*** RECORDS FOR PROCESSING ***
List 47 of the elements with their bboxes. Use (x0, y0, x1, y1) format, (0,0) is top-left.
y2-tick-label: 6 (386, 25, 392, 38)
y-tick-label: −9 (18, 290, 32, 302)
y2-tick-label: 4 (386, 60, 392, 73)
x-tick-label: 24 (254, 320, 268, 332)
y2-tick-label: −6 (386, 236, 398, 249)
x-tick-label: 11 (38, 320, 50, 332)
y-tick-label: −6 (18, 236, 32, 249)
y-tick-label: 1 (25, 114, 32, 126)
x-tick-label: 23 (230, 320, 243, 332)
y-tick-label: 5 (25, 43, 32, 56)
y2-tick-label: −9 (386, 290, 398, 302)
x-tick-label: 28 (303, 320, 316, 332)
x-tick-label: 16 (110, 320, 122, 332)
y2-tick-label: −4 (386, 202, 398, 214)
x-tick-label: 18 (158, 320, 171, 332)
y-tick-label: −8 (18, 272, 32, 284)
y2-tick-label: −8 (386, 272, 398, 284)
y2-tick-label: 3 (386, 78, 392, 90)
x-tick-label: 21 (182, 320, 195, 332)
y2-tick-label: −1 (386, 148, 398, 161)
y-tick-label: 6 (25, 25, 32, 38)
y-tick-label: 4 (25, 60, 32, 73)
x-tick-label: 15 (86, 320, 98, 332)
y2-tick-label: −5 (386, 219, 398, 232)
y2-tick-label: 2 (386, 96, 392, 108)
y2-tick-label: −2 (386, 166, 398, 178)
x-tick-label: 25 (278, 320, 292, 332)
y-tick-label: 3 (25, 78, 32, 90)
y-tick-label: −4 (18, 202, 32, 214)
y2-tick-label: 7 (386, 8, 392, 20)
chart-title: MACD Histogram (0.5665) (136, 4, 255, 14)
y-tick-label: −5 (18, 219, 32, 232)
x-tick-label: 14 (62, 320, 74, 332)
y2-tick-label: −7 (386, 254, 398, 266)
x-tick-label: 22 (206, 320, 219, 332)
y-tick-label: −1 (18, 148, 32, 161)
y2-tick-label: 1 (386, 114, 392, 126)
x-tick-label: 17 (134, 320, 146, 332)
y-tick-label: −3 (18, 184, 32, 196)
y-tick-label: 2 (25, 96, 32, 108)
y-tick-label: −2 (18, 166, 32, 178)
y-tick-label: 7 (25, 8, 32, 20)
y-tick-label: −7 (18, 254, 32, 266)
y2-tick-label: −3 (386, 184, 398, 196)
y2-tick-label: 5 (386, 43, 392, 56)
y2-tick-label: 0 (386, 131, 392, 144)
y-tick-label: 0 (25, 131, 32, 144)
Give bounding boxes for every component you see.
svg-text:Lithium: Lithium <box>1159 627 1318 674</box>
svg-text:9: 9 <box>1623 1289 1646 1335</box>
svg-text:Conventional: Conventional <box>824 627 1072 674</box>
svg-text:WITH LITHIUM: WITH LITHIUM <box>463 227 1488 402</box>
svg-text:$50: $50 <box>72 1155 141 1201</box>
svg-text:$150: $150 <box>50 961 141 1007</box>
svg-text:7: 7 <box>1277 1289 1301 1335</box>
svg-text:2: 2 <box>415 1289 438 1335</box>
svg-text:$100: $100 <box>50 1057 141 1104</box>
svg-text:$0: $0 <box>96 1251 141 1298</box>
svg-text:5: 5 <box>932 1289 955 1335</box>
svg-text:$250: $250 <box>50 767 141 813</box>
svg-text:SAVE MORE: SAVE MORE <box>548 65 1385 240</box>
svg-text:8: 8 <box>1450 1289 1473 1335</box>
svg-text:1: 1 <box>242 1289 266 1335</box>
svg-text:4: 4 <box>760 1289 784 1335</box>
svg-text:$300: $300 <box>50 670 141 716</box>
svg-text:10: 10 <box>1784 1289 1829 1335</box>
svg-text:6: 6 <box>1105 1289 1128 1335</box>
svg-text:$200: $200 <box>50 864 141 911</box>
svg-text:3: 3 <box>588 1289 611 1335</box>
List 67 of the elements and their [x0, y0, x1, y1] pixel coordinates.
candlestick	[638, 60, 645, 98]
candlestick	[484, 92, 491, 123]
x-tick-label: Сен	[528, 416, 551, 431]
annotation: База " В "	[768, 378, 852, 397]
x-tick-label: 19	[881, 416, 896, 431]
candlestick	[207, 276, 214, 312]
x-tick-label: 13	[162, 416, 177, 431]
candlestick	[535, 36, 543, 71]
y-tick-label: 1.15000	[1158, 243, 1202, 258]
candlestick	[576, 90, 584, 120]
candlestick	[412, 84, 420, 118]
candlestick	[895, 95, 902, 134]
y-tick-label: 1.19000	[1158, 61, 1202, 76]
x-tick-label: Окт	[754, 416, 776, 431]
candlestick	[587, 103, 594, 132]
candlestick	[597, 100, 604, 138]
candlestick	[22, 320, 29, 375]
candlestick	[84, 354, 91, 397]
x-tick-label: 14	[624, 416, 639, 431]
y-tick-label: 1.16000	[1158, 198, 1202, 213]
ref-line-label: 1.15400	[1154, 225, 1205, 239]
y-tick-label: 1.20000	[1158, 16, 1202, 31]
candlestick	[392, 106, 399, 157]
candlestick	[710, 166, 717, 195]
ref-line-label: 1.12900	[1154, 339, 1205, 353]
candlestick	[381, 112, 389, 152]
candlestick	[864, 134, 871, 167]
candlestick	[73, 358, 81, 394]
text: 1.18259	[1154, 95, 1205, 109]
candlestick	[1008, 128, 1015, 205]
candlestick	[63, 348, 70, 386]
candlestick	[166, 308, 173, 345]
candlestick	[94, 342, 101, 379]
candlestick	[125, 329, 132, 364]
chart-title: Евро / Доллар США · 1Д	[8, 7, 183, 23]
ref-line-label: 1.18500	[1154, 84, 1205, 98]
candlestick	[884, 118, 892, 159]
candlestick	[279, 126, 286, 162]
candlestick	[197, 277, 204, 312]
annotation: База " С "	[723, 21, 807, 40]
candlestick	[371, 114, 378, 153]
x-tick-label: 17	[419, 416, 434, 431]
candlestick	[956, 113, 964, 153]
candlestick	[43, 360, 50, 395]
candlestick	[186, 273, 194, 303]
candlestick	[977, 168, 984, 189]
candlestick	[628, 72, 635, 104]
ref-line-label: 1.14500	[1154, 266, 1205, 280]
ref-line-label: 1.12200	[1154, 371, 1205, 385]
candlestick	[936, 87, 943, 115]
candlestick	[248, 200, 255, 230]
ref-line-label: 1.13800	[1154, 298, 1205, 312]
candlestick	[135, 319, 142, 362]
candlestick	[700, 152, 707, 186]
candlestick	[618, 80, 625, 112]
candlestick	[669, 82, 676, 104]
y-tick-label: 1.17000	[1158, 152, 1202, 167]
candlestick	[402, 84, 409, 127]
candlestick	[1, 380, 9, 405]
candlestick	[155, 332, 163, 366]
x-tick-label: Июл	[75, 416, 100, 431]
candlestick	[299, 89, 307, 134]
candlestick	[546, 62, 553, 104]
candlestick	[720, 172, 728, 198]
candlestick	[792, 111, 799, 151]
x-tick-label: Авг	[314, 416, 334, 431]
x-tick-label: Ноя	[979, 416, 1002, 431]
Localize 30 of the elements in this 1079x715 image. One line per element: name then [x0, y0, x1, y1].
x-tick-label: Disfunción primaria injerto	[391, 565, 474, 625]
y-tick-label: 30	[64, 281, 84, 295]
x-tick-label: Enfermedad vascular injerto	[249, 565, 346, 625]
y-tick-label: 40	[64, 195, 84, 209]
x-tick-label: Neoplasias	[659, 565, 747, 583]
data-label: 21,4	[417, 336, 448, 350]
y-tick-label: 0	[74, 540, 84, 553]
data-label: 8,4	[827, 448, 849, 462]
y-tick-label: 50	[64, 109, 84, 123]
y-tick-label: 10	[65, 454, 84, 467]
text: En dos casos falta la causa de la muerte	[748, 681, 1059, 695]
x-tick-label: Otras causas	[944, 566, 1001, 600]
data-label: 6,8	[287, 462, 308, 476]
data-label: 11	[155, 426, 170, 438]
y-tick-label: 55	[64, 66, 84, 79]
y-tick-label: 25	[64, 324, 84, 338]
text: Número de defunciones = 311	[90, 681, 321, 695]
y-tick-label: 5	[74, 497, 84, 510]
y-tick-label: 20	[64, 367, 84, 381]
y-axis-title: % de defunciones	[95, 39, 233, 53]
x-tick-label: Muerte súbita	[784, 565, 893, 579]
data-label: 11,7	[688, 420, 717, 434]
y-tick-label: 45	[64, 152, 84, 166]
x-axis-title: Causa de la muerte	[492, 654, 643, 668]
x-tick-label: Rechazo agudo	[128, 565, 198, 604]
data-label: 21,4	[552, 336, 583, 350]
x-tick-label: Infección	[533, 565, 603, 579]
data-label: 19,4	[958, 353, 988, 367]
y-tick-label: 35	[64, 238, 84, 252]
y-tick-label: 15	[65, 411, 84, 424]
***
**EXERCISE GOAL**
Please reproduce the listing exactly, from its start through the line that contains "x-tick-label: 11 (38, 320, 50, 332)".

**EXERCISE RESULT**
List 47 of the elements with their bboxes. Use (x0, y0, x1, y1) format, (0,0) is top-left.
y2-tick-label: 6 (386, 25, 392, 38)
y-tick-label: −9 (18, 290, 32, 302)
y2-tick-label: 4 (386, 60, 392, 73)
x-tick-label: 24 (254, 320, 268, 332)
y2-tick-label: −6 (386, 236, 398, 249)
x-tick-label: 11 (38, 320, 50, 332)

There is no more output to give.